Begin
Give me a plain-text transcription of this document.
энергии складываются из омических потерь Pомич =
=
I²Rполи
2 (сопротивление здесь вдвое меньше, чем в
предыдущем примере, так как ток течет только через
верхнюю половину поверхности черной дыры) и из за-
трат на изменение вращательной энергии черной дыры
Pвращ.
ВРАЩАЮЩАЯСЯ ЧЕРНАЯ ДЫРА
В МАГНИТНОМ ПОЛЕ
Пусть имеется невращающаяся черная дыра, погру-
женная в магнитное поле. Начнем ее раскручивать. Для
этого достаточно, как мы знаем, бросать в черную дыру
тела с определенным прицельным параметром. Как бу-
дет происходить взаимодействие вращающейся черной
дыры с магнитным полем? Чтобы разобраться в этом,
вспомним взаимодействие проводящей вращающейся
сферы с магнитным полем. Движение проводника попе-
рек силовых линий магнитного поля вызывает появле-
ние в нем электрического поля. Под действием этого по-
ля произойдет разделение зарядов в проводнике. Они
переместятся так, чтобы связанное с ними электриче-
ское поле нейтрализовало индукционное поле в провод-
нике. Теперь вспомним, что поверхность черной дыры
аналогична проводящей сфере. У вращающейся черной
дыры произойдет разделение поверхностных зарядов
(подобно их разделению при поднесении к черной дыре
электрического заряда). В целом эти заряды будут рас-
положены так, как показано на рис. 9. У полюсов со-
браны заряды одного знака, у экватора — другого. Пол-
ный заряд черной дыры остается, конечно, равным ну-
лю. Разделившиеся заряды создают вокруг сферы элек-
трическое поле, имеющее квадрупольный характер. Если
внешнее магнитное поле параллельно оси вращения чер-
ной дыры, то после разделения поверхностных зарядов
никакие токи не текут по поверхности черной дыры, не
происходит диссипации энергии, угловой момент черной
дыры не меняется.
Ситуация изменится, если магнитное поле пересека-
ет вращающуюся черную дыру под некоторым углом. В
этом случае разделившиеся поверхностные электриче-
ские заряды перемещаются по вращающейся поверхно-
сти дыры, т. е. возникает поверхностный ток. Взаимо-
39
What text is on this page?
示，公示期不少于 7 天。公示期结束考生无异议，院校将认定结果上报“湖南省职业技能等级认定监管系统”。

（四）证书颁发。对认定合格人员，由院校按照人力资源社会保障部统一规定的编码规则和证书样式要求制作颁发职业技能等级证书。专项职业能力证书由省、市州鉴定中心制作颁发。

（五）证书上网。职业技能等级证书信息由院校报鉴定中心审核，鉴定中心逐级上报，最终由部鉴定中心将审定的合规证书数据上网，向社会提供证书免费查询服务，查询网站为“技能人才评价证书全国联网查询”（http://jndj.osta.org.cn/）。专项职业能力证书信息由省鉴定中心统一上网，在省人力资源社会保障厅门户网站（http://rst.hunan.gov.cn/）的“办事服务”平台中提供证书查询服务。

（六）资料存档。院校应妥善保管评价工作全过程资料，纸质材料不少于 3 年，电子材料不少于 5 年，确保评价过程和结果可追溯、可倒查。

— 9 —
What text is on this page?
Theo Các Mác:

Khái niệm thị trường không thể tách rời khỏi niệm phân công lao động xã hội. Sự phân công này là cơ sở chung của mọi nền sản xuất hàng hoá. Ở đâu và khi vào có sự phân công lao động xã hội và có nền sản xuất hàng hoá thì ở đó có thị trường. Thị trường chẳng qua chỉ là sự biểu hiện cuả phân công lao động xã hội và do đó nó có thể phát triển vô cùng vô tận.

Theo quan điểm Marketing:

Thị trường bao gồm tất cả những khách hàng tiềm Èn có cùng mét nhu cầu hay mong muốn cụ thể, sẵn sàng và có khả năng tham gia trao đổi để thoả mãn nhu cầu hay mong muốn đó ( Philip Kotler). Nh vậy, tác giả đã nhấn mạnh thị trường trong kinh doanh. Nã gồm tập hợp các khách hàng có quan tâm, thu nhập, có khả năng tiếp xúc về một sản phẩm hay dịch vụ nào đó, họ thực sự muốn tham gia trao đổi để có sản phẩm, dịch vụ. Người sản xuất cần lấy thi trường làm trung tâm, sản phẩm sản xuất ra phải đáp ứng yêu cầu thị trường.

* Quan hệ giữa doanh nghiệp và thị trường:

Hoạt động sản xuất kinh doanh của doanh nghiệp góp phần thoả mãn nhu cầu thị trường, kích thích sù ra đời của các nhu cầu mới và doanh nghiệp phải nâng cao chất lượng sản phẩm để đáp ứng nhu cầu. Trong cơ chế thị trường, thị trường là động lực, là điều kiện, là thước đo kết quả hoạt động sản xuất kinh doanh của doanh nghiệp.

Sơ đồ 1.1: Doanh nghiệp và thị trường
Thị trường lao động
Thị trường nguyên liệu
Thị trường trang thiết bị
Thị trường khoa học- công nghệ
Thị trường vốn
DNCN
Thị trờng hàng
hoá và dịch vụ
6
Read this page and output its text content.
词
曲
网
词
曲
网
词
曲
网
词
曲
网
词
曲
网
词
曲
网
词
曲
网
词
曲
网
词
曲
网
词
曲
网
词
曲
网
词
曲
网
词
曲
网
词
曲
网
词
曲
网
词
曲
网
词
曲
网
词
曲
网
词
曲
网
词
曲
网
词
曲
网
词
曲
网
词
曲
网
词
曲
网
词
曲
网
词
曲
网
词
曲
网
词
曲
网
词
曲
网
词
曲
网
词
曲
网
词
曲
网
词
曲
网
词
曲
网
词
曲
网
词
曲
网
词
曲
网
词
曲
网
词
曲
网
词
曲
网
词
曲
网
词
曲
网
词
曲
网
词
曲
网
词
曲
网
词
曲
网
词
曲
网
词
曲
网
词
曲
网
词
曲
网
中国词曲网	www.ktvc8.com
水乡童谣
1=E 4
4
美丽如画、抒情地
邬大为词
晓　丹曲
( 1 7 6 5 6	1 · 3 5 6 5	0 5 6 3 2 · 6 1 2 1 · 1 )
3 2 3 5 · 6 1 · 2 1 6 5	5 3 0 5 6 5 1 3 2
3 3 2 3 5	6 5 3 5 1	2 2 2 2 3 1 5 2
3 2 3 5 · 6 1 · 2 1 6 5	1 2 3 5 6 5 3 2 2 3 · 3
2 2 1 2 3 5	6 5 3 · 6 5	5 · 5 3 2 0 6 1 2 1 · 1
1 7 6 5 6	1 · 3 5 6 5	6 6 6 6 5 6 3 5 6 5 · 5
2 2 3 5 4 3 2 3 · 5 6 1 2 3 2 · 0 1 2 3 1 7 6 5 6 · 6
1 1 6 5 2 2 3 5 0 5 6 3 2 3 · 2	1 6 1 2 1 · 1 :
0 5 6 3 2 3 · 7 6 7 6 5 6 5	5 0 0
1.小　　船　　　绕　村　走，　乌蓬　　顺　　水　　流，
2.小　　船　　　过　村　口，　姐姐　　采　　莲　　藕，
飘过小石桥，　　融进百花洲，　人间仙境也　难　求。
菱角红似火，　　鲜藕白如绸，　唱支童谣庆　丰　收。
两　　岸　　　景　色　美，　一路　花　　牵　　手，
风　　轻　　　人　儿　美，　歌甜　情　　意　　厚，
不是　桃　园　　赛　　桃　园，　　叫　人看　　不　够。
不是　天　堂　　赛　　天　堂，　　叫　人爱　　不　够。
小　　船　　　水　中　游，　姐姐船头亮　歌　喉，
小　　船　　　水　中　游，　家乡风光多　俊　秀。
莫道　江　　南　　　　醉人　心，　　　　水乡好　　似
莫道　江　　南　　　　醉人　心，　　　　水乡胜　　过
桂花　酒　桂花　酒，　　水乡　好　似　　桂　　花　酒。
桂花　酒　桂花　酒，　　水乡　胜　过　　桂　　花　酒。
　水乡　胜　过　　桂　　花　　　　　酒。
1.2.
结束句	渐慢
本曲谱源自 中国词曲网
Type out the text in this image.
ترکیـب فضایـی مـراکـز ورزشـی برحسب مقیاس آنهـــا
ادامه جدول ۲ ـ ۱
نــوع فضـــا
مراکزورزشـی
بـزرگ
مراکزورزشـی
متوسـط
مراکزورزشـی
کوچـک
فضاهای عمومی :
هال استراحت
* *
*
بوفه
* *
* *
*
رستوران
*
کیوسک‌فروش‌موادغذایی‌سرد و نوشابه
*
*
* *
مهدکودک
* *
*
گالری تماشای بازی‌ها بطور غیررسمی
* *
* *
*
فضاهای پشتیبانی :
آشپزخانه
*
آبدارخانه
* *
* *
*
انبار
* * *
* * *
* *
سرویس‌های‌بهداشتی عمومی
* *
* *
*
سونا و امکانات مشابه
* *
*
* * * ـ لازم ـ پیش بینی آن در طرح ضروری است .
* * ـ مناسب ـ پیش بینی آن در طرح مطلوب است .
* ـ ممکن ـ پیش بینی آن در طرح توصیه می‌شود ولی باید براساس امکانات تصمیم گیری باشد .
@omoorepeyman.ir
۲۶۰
End
- SET EXERCISE -
Go through the data and count each line that has the word "магнитным", then give the total alone.

- EXERCISE ANSWER -
2